## Directions
Every record that follows should be printed verbatim.

[Records that describe figures]
-- -- --

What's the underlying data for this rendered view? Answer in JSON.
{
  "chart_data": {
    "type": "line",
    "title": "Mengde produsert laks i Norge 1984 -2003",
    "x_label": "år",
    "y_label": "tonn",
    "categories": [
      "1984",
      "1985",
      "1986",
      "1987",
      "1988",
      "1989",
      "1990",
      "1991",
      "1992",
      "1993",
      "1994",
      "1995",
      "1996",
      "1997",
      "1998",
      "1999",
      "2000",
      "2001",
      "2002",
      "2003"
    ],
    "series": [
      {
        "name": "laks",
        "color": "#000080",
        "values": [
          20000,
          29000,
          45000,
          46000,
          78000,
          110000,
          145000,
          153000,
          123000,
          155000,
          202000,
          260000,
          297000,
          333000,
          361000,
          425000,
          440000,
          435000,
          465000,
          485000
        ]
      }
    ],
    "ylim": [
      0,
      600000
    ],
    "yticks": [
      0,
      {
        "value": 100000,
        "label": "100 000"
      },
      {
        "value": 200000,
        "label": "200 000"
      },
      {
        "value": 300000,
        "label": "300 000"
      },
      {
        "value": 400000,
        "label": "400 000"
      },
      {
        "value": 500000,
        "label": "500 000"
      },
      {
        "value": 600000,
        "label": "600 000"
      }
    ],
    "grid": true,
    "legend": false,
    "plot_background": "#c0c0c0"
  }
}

-- -- --

## Answer
What's the underlying data for this rendered view? Answer in JSON.
{
  "chart_data": {
    "type": "line",
    "title": "Mengde produsert laks i Norge 1984 -2003",
    "x_label": "år",
    "y_label": "tonn",
    "categories": [
      "1984",
      "1985",
      "1986",
      "1987",
      "1988",
      "1989",
      "1990",
      "1991",
      "1992",
      "1993",
      "1994",
      "1995",
      "1996",
      "1997",
      "1998",
      "1999",
      "2000",
      "2001",
      "2002",
      "2003"
    ],
    "series": [
      {
        "name": "laks",
        "color": "#000080",
        "values": [
          20000,
          29000,
          45000,
          46000,
          78000,
          110000,
          145000,
          153000,
          123000,
          155000,
          202000,
          260000,
          297000,
          333000,
          361000,
          425000,
          440000,
          435000,
          465000,
          485000
        ]
      }
    ],
    "ylim": [
      0,
      600000
    ],
    "yticks": [
      0,
      {
        "value": 100000,
        "label": "100 000"
      },
      {
        "value": 200000,
        "label": "200 000"
      },
      {
        "value": 300000,
        "label": "300 000"
      },
      {
        "value": 400000,
        "label": "400 000"
      },
      {
        "value": 500000,
        "label": "500 000"
      },
      {
        "value": 600000,
        "label": "600 000"
      }
    ],
    "grid": true,
    "legend": false,
    "plot_background": "#c0c0c0"
  }
}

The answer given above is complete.